** Given exercise **
Pull every line holding the string "this" from the records below.

[Recorded data]
# # # # #
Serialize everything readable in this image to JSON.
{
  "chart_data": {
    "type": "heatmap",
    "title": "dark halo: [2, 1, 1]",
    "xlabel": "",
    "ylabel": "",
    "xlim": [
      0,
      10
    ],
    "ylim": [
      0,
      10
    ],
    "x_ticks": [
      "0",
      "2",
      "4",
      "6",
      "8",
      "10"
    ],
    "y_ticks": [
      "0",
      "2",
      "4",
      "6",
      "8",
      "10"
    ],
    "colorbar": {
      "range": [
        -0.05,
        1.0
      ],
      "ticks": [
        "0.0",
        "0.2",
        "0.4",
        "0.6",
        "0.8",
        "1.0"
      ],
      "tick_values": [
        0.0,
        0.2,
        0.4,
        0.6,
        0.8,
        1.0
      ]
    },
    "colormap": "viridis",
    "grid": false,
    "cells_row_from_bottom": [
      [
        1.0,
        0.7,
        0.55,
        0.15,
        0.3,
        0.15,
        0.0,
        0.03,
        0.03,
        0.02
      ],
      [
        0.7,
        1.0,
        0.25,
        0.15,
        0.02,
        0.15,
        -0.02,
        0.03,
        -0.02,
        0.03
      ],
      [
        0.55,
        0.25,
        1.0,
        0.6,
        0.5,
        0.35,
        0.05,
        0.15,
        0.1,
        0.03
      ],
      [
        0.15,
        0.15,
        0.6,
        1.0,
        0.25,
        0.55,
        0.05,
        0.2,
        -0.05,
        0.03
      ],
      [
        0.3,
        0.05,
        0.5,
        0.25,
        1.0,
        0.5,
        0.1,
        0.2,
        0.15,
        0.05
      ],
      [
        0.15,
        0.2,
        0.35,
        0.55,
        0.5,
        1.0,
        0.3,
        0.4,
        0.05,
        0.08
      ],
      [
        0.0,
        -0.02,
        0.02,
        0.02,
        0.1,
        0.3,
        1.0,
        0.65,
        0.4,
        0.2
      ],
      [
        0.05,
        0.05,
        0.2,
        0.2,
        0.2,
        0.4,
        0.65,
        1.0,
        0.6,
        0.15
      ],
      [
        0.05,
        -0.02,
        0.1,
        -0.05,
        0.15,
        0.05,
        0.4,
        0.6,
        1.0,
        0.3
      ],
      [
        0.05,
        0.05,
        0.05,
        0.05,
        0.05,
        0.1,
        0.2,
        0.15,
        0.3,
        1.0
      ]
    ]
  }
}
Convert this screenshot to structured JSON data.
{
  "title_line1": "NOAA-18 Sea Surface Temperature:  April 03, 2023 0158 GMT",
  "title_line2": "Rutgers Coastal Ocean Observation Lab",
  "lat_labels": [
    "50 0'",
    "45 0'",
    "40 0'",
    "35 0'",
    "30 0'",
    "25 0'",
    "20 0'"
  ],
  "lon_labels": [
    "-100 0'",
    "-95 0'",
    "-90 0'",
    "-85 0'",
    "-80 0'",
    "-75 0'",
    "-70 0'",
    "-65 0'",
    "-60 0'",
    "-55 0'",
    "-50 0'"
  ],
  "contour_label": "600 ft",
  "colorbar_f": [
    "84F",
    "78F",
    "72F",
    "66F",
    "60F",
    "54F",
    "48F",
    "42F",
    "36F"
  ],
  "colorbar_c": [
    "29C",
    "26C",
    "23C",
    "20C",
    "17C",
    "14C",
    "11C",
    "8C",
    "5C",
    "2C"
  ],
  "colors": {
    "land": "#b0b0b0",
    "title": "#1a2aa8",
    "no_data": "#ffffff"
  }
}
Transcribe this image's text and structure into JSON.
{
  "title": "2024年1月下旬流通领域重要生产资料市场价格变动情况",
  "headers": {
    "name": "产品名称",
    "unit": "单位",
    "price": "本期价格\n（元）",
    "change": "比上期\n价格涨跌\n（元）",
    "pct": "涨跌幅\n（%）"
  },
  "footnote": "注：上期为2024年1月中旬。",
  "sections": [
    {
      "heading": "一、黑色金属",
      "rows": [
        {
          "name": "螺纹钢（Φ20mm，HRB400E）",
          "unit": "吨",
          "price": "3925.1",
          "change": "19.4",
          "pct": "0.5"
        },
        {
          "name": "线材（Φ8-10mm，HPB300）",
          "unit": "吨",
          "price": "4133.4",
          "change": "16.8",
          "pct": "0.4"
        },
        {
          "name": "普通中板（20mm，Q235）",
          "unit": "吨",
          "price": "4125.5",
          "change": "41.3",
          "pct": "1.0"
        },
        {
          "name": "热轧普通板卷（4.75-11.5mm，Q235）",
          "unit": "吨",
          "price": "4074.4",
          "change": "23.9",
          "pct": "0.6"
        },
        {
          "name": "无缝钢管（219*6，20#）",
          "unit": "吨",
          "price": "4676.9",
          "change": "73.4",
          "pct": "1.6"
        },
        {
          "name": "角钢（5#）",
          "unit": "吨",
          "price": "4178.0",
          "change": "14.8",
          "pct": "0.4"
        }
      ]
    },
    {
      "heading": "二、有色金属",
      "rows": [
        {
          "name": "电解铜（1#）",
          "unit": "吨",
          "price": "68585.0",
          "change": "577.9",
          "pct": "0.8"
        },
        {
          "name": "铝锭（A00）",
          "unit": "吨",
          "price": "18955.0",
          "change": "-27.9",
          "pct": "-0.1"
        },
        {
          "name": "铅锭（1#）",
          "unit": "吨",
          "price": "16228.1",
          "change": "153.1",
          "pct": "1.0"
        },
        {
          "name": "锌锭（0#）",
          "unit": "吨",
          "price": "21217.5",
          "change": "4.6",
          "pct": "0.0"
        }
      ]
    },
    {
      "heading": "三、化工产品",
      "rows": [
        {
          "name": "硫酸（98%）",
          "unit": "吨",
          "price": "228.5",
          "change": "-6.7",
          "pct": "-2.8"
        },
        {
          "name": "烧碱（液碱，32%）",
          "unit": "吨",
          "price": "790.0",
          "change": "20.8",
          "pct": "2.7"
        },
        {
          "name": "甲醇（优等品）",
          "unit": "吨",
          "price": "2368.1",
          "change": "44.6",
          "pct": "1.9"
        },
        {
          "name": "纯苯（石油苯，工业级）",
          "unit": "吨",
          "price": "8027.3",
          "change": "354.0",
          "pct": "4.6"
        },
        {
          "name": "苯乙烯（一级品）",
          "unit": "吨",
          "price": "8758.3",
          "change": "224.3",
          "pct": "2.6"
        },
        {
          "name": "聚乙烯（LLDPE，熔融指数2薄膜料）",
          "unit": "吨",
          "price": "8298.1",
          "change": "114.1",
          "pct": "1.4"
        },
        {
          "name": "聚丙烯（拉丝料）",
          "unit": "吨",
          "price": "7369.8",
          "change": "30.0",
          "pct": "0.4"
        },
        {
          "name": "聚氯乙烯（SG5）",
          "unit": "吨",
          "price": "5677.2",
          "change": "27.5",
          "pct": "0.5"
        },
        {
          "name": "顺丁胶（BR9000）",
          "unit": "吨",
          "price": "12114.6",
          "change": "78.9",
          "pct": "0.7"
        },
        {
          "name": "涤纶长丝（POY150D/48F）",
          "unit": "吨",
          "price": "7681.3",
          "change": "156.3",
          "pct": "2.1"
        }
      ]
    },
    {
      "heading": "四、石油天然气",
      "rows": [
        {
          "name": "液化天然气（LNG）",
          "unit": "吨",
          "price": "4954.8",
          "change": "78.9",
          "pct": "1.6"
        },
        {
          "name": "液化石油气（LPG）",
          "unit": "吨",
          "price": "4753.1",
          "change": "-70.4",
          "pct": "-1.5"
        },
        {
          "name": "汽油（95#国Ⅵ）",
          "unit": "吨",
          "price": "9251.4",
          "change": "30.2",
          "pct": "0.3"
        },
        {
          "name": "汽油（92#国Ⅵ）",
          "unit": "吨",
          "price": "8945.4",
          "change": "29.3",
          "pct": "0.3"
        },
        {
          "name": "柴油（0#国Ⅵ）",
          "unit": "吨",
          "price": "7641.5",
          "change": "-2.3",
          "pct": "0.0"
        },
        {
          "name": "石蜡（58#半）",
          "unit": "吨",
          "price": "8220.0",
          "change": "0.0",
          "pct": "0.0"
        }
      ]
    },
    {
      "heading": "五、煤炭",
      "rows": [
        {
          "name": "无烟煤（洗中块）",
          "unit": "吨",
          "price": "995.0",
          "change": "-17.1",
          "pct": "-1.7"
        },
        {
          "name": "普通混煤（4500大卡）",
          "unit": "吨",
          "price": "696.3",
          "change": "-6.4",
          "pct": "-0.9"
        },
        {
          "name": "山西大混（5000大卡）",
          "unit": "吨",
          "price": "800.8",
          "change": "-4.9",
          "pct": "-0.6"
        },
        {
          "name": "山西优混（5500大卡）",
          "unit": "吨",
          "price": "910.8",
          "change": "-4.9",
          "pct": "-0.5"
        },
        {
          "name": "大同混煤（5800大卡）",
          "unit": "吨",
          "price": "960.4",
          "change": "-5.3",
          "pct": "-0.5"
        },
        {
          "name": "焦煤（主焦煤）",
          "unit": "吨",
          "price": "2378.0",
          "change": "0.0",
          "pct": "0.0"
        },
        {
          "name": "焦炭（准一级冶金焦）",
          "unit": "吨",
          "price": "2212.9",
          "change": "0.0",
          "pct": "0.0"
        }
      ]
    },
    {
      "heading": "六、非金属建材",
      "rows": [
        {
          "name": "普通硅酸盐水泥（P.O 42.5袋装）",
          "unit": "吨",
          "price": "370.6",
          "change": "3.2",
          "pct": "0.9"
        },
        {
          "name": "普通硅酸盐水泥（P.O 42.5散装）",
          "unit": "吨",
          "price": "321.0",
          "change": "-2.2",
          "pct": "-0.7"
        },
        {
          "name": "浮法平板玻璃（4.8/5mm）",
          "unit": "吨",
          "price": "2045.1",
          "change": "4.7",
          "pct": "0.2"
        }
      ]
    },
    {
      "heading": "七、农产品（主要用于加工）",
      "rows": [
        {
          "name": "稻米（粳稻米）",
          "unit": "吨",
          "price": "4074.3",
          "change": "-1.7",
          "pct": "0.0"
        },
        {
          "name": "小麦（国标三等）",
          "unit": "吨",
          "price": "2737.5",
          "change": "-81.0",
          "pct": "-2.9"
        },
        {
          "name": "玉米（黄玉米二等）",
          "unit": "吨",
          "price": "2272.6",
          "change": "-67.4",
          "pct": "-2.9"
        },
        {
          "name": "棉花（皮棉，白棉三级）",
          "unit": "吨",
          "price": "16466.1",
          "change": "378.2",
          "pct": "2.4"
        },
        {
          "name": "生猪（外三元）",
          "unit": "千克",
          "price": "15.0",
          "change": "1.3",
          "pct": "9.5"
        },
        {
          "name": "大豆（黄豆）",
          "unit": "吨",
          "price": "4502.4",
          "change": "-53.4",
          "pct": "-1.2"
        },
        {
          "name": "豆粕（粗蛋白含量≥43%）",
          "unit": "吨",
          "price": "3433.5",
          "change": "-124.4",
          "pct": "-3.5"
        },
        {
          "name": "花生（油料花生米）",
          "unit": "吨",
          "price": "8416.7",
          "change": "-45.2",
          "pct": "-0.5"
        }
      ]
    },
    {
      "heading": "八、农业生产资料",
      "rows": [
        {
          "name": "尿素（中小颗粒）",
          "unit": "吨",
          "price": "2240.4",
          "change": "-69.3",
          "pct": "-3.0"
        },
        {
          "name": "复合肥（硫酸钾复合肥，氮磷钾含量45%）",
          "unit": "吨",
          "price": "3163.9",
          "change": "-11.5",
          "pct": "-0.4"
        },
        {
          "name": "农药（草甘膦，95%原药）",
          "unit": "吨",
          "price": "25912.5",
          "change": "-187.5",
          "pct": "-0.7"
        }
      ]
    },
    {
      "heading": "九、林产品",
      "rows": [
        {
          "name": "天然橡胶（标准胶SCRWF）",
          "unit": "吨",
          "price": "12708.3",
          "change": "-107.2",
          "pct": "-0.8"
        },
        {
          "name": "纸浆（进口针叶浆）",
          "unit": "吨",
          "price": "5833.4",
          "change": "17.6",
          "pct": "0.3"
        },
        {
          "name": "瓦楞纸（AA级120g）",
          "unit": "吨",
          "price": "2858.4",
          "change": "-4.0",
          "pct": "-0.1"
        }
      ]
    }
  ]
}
# # # # #
** Exercise result **
Serialize everything readable in this image to JSON.
Convert this screenshot to structured JSON data.
Transcribe this image's text and structure into JSON.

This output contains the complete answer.